● AIM
Extract each line holding the word "แสดงความร" from the entries.

● LISTING
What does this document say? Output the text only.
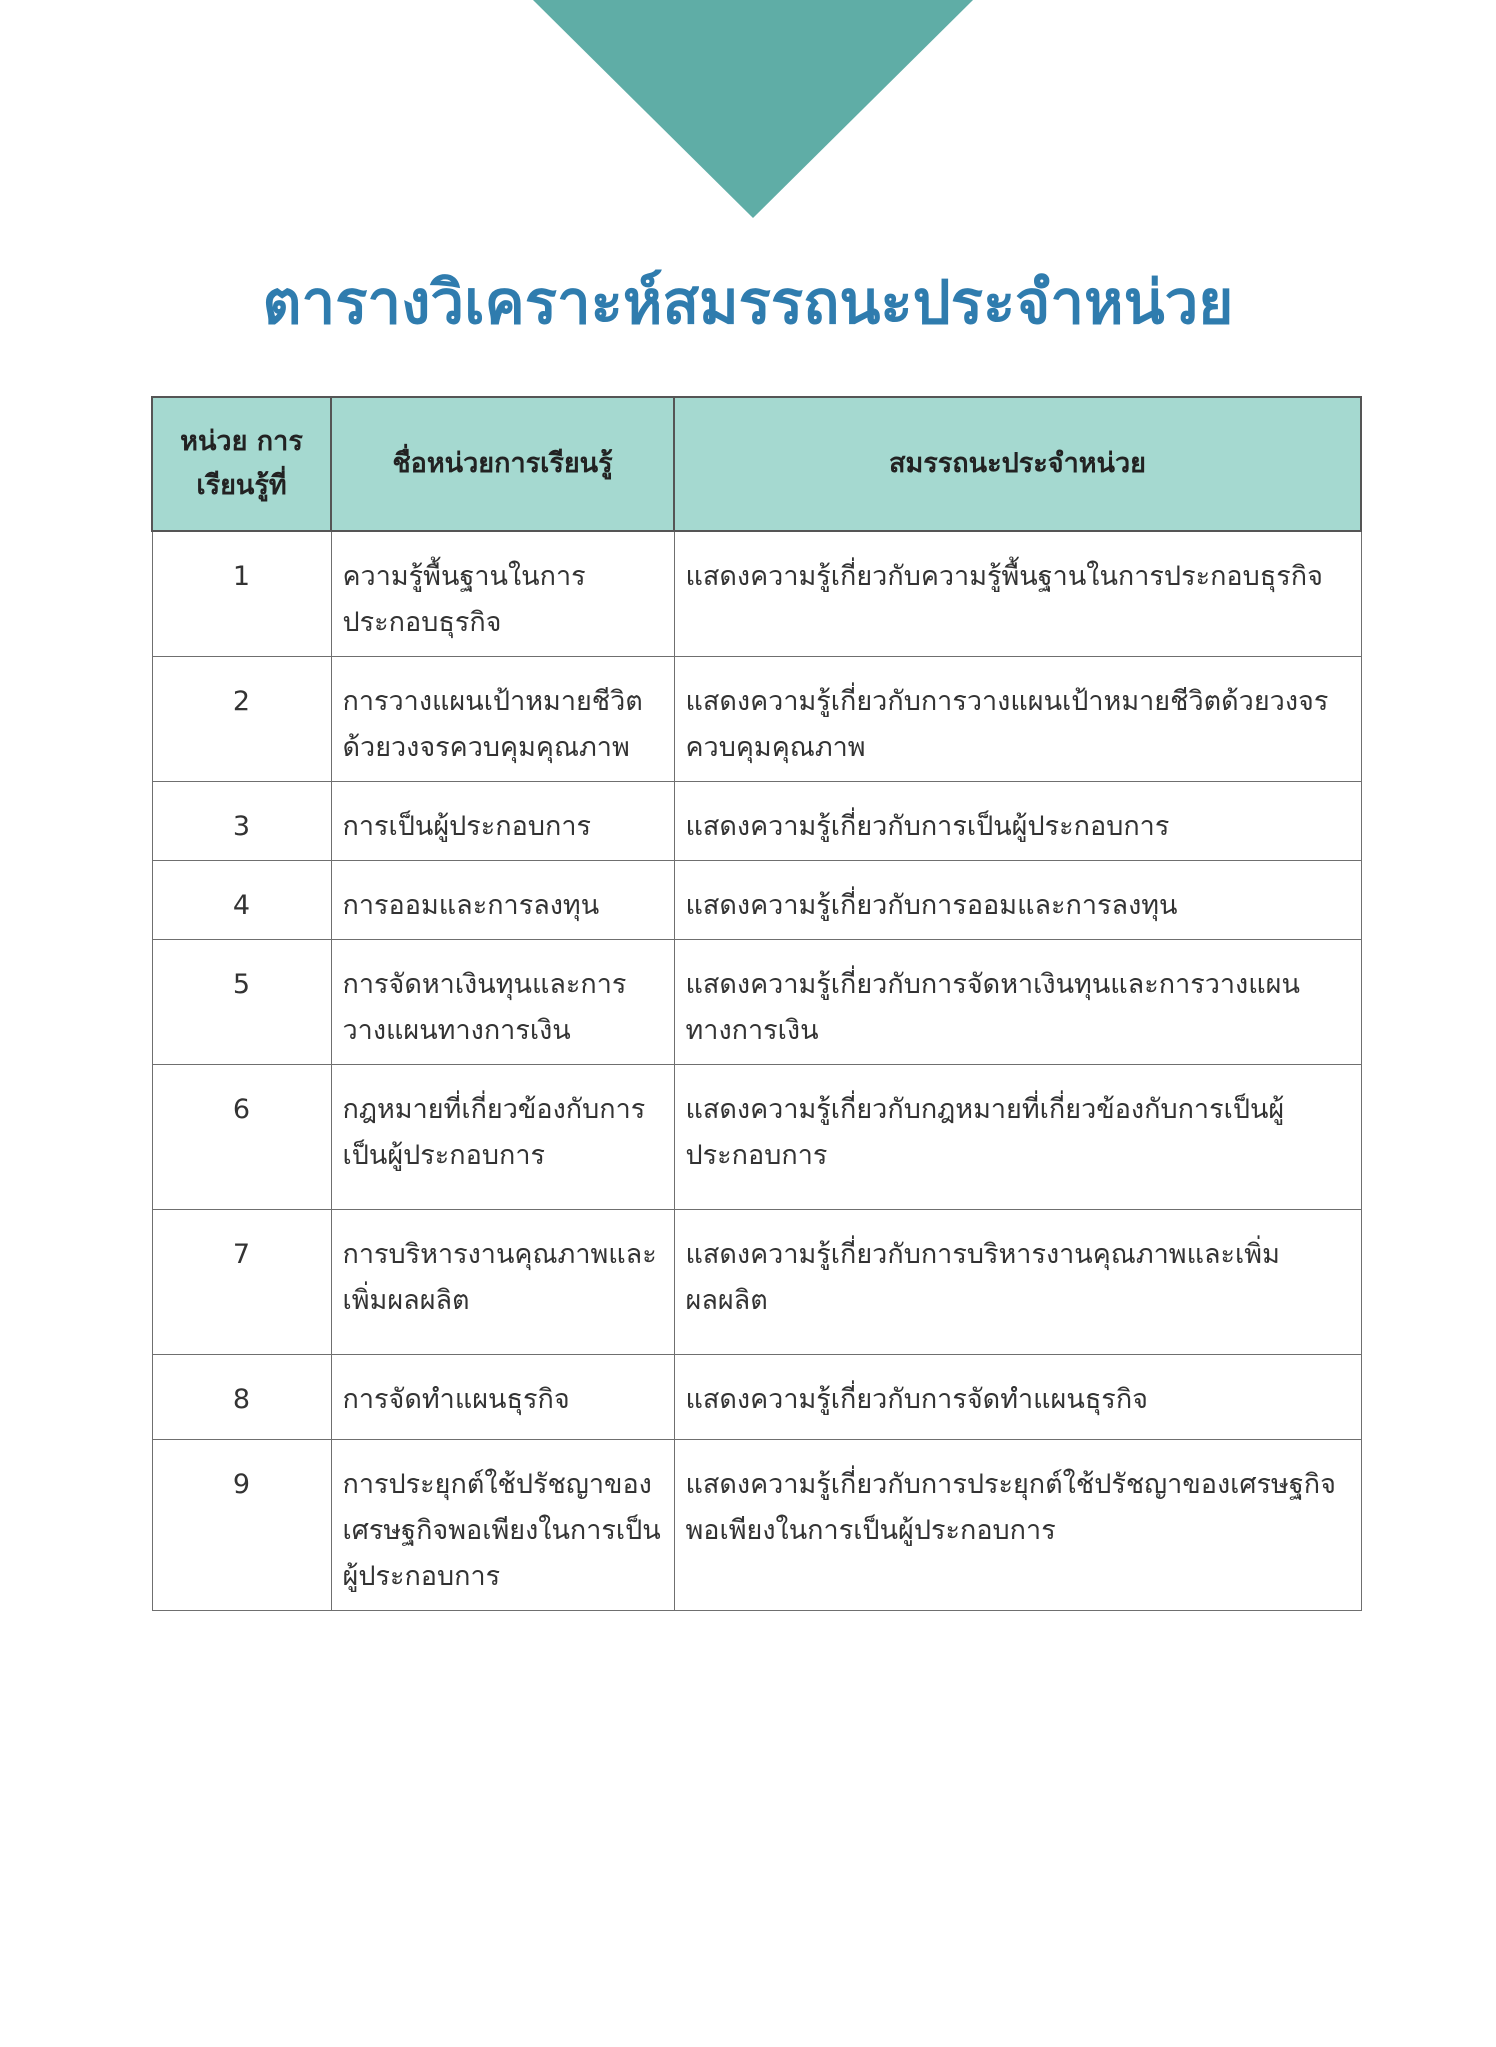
ตารางวิเคราะห์สมรรถนะประจำหน่วย
หน่วย การเรียนรู้ที่	ชื่อหน่วยการเรียนรู้	สมรรถนะประจำหน่วย
1	ความรู้พื้นฐานในการประกอบธุรกิจ	แสดงความรู้เกี่ยวกับความรู้พื้นฐานในการประกอบธุรกิจ
2	การวางแผนเป้าหมายชีวิตด้วยวงจรควบคุมคุณภาพ	แสดงความรู้เกี่ยวกับการวางแผนเป้าหมายชีวิตด้วยวงจรควบคุมคุณภาพ
3	การเป็นผู้ประกอบการ	แสดงความรู้เกี่ยวกับการเป็นผู้ประกอบการ
4	การออมและการลงทุน	แสดงความรู้เกี่ยวกับการออมและการลงทุน
5	การจัดหาเงินทุนและการวางแผนทางการเงิน	แสดงความรู้เกี่ยวกับการจัดหาเงินทุนและการวางแผนทางการเงิน
6	กฎหมายที่เกี่ยวข้องกับการเป็นผู้ประกอบการ	แสดงความรู้เกี่ยวกับกฎหมายที่เกี่ยวข้องกับการเป็นผู้ประกอบการ
7	การบริหารงานคุณภาพและเพิ่มผลผลิต	แสดงความรู้เกี่ยวกับการบริหารงานคุณภาพและเพิ่มผลผลิต
8	การจัดทำแผนธุรกิจ	แสดงความรู้เกี่ยวกับการจัดทำแผนธุรกิจ
9	การประยุกต์ใช้ปรัชญาของเศรษฐกิจพอเพียงในการเป็นผู้ประกอบการ	แสดงความรู้เกี่ยวกับการประยุกต์ใช้ปรัชญาของเศรษฐกิจพอเพียงในการเป็นผู้ประกอบการ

● RESPONSE TO THIS EXERCISE
1	ความรู้พื้นฐานในการประกอบธุรกิจ	แสดงความรู้เกี่ยวกับความรู้พื้นฐานในการประกอบธุรกิจ
2	การวางแผนเป้าหมายชีวิตด้วยวงจรควบคุมคุณภาพ	แสดงความรู้เกี่ยวกับการวางแผนเป้าหมายชีวิตด้วยวงจรควบคุมคุณภาพ
3	การเป็นผู้ประกอบการ	แสดงความรู้เกี่ยวกับการเป็นผู้ประกอบการ
4	การออมและการลงทุน	แสดงความรู้เกี่ยวกับการออมและการลงทุน
5	การจัดหาเงินทุนและการวางแผนทางการเงิน	แสดงความรู้เกี่ยวกับการจัดหาเงินทุนและการวางแผนทางการเงิน
6	กฎหมายที่เกี่ยวข้องกับการเป็นผู้ประกอบการ	แสดงความรู้เกี่ยวกับกฎหมายที่เกี่ยวข้องกับการเป็นผู้ประกอบการ
7	การบริหารงานคุณภาพและเพิ่มผลผลิต	แสดงความรู้เกี่ยวกับการบริหารงานคุณภาพและเพิ่มผลผลิต
8	การจัดทำแผนธุรกิจ	แสดงความรู้เกี่ยวกับการจัดทำแผนธุรกิจ
9	การประยุกต์ใช้ปรัชญาของเศรษฐกิจพอเพียงในการเป็นผู้ประกอบการ	แสดงความรู้เกี่ยวกับการประยุกต์ใช้ปรัชญาของเศรษฐกิจพอเพียงในการเป็นผู้ประกอบการ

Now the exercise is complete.